[START OF Working data]
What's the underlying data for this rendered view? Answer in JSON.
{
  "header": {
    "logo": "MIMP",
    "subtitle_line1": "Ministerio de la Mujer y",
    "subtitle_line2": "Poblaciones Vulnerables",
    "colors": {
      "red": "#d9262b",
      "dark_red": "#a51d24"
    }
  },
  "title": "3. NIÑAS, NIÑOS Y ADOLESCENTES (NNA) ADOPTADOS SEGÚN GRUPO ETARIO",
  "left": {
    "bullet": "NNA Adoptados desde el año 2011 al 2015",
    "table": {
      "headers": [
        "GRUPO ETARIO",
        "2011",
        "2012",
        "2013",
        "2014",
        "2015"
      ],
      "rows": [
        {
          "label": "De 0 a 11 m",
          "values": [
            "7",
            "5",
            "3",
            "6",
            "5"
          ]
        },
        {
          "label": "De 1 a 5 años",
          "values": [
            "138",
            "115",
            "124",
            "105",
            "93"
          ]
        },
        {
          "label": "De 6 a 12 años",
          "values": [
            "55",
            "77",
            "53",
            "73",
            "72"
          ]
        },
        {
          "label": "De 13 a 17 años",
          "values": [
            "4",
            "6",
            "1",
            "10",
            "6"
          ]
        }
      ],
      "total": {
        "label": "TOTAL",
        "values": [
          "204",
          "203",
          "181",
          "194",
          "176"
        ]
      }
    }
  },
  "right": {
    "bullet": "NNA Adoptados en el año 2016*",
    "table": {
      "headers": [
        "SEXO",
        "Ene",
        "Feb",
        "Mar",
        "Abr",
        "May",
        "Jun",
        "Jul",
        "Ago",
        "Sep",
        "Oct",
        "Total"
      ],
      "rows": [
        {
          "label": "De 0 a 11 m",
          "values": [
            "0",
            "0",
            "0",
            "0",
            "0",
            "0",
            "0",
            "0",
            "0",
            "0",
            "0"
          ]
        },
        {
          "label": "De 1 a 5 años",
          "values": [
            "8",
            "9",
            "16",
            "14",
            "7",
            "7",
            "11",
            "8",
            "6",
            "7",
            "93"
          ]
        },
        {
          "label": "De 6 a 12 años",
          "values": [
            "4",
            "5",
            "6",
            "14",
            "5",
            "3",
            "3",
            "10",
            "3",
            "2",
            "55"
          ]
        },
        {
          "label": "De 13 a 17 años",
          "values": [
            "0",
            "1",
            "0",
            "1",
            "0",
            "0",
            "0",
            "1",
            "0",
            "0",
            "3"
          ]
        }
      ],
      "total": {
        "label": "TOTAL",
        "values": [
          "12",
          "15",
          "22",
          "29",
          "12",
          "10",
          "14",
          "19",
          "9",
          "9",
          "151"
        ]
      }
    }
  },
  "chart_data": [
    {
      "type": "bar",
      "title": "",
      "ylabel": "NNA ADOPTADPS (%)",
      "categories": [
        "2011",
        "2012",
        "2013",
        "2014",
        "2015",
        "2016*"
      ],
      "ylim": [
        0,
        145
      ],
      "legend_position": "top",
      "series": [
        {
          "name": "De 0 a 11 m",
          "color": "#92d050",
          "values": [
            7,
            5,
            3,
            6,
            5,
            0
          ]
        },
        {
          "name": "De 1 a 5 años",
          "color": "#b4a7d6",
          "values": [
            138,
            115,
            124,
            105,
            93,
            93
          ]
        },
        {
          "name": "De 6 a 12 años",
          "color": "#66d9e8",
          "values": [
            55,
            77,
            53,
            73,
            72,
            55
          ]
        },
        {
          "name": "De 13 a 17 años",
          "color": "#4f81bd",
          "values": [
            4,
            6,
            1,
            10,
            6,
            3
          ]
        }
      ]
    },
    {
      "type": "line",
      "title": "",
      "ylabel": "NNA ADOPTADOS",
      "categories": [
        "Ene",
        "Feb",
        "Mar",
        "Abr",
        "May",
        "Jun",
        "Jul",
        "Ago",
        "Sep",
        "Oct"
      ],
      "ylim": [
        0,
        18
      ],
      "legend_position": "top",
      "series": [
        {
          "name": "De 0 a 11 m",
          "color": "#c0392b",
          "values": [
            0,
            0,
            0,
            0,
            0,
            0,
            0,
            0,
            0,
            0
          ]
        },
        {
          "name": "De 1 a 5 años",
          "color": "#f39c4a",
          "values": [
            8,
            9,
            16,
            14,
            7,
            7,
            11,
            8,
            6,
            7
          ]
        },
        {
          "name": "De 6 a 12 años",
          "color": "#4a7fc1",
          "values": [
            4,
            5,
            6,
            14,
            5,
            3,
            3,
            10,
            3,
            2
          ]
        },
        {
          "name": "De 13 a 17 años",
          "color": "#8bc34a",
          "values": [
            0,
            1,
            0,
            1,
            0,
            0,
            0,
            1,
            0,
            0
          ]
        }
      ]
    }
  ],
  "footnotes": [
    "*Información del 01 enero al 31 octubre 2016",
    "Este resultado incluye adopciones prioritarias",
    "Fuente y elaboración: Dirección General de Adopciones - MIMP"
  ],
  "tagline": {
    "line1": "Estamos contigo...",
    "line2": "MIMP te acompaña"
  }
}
[END OF Working data]
● Written exercise
Would you write down every record again, exactly?

● The answer
What's the underlying data for this rendered view? Answer in JSON.
{
  "header": {
    "logo": "MIMP",
    "subtitle_line1": "Ministerio de la Mujer y",
    "subtitle_line2": "Poblaciones Vulnerables",
    "colors": {
      "red": "#d9262b",
      "dark_red": "#a51d24"
    }
  },
  "title": "3. NIÑAS, NIÑOS Y ADOLESCENTES (NNA) ADOPTADOS SEGÚN GRUPO ETARIO",
  "left": {
    "bullet": "NNA Adoptados desde el año 2011 al 2015",
    "table": {
      "headers": [
        "GRUPO ETARIO",
        "2011",
        "2012",
        "2013",
        "2014",
        "2015"
      ],
      "rows": [
        {
          "label": "De 0 a 11 m",
          "values": [
            "7",
            "5",
            "3",
            "6",
            "5"
          ]
        },
        {
          "label": "De 1 a 5 años",
          "values": [
            "138",
            "115",
            "124",
            "105",
            "93"
          ]
        },
        {
          "label": "De 6 a 12 años",
          "values": [
            "55",
            "77",
            "53",
            "73",
            "72"
          ]
        },
        {
          "label": "De 13 a 17 años",
          "values": [
            "4",
            "6",
            "1",
            "10",
            "6"
          ]
        }
      ],
      "total": {
        "label": "TOTAL",
        "values": [
          "204",
          "203",
          "181",
          "194",
          "176"
        ]
      }
    }
  },
  "right": {
    "bullet": "NNA Adoptados en el año 2016*",
    "table": {
      "headers": [
        "SEXO",
        "Ene",
        "Feb",
        "Mar",
        "Abr",
        "May",
        "Jun",
        "Jul",
        "Ago",
        "Sep",
        "Oct",
        "Total"
      ],
      "rows": [
        {
          "label": "De 0 a 11 m",
          "values": [
            "0",
            "0",
            "0",
            "0",
            "0",
            "0",
            "0",
            "0",
            "0",
            "0",
            "0"
          ]
        },
        {
          "label": "De 1 a 5 años",
          "values": [
            "8",
            "9",
            "16",
            "14",
            "7",
            "7",
            "11",
            "8",
            "6",
            "7",
            "93"
          ]
        },
        {
          "label": "De 6 a 12 años",
          "values": [
            "4",
            "5",
            "6",
            "14",
            "5",
            "3",
            "3",
            "10",
            "3",
            "2",
            "55"
          ]
        },
        {
          "label": "De 13 a 17 años",
          "values": [
            "0",
            "1",
            "0",
            "1",
            "0",
            "0",
            "0",
            "1",
            "0",
            "0",
            "3"
          ]
        }
      ],
      "total": {
        "label": "TOTAL",
        "values": [
          "12",
          "15",
          "22",
          "29",
          "12",
          "10",
          "14",
          "19",
          "9",
          "9",
          "151"
        ]
      }
    }
  },
  "chart_data": [
    {
      "type": "bar",
      "title": "",
      "ylabel": "NNA ADOPTADPS (%)",
      "categories": [
        "2011",
        "2012",
        "2013",
        "2014",
        "2015",
        "2016*"
      ],
      "ylim": [
        0,
        145
      ],
      "legend_position": "top",
      "series": [
        {
          "name": "De 0 a 11 m",
          "color": "#92d050",
          "values": [
            7,
            5,
            3,
            6,
            5,
            0
          ]
        },
        {
          "name": "De 1 a 5 años",
          "color": "#b4a7d6",
          "values": [
            138,
            115,
            124,
            105,
            93,
            93
          ]
        },
        {
          "name": "De 6 a 12 años",
          "color": "#66d9e8",
          "values": [
            55,
            77,
            53,
            73,
            72,
            55
          ]
        },
        {
          "name": "De 13 a 17 años",
          "color": "#4f81bd",
          "values": [
            4,
            6,
            1,
            10,
            6,
            3
          ]
        }
      ]
    },
    {
      "type": "line",
      "title": "",
      "ylabel": "NNA ADOPTADOS",
      "categories": [
        "Ene",
        "Feb",
        "Mar",
        "Abr",
        "May",
        "Jun",
        "Jul",
        "Ago",
        "Sep",
        "Oct"
      ],
      "ylim": [
        0,
        18
      ],
      "legend_position": "top",
      "series": [
        {
          "name": "De 0 a 11 m",
          "color": "#c0392b",
          "values": [
            0,
            0,
            0,
            0,
            0,
            0,
            0,
            0,
            0,
            0
          ]
        },
        {
          "name": "De 1 a 5 años",
          "color": "#f39c4a",
          "values": [
            8,
            9,
            16,
            14,
            7,
            7,
            11,
            8,
            6,
            7
          ]
        },
        {
          "name": "De 6 a 12 años",
          "color": "#4a7fc1",
          "values": [
            4,
            5,
            6,
            14,
            5,
            3,
            3,
            10,
            3,
            2
          ]
        },
        {
          "name": "De 13 a 17 años",
          "color": "#8bc34a",
          "values": [
            0,
            1,
            0,
            1,
            0,
            0,
            0,
            1,
            0,
            0
          ]
        }
      ]
    }
  ],
  "footnotes": [
    "*Información del 01 enero al 31 octubre 2016",
    "Este resultado incluye adopciones prioritarias",
    "Fuente y elaboración: Dirección General de Adopciones - MIMP"
  ],
  "tagline": {
    "line1": "Estamos contigo...",
    "line2": "MIMP te acompaña"
  }
}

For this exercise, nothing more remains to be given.